* _TASK TO CARRY OUT_
Say how many lines include "товаров", with no words around the number.

* _DATA ROWS_
--

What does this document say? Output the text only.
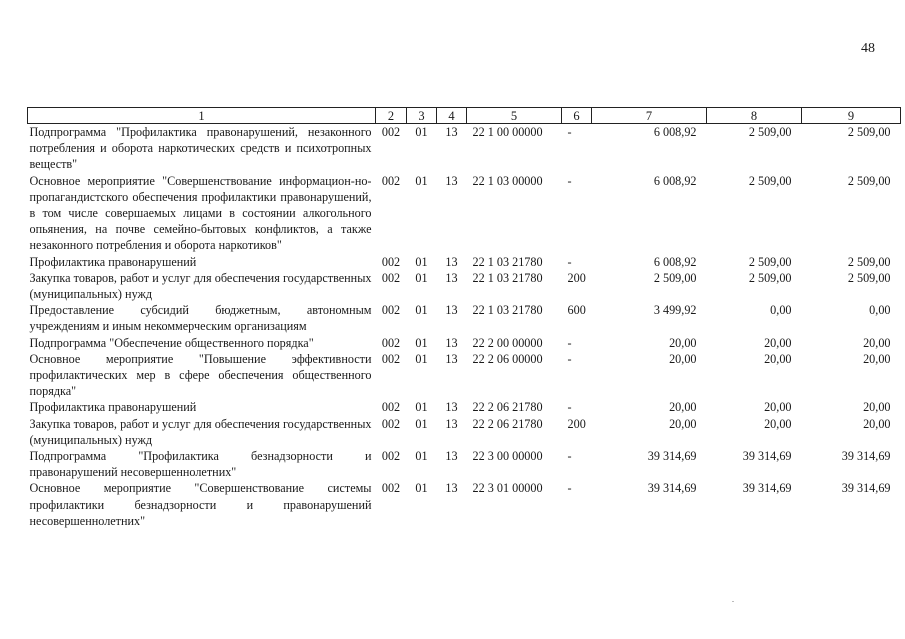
48
1	2	3	4	5	6	7	8	9
Подпрограмма "Профилактика правонарушений, незаконного потребления и оборота наркотических средств и психотропных веществ"	002	01	13	22 1 00 00000	-	6 008,92	2 509,00	2 509,00
Основное мероприятие "Совершенствование информацион-но-пропагандистского обеспечения профилактики правонарушений, в том числе совершаемых лицами в состоянии алкогольного опьянения, на почве семейно-бытовых конфликтов, а также незаконного потребления и оборота наркотиков"	002	01	13	22 1 03 00000	-	6 008,92	2 509,00	2 509,00
Профилактика правонарушений	002	01	13	22 1 03 21780	-	6 008,92	2 509,00	2 509,00
Закупка товаров, работ и услуг для обеспечения государственных (муниципальных) нужд	002	01	13	22 1 03 21780	200	2 509,00	2 509,00	2 509,00
Предоставление субсидий бюджетным, автономным учреждениям и иным некоммерческим организациям	002	01	13	22 1 03 21780	600	3 499,92	0,00	0,00
Подпрограмма "Обеспечение общественного порядка"	002	01	13	22 2 00 00000	-	20,00	20,00	20,00
Основное мероприятие "Повышение эффективности профилактических мер в сфере обеспечения общественного порядка"	002	01	13	22 2 06 00000	-	20,00	20,00	20,00
Профилактика правонарушений	002	01	13	22 2 06 21780	-	20,00	20,00	20,00
Закупка товаров, работ и услуг для обеспечения государственных (муниципальных) нужд	002	01	13	22 2 06 21780	200	20,00	20,00	20,00
Подпрограмма "Профилактика безнадзорности и правонарушений несовершеннолетних"	002	01	13	22 3 00 00000	-	39 314,69	39 314,69	39 314,69
Основное мероприятие "Совершенствование системы профилактики безнадзорности и правонарушений несовершеннолетних"	002	01	13	22 3 01 00000	-	39 314,69	39 314,69	39 314,69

--

* _RESULT OF THIS TASK_
2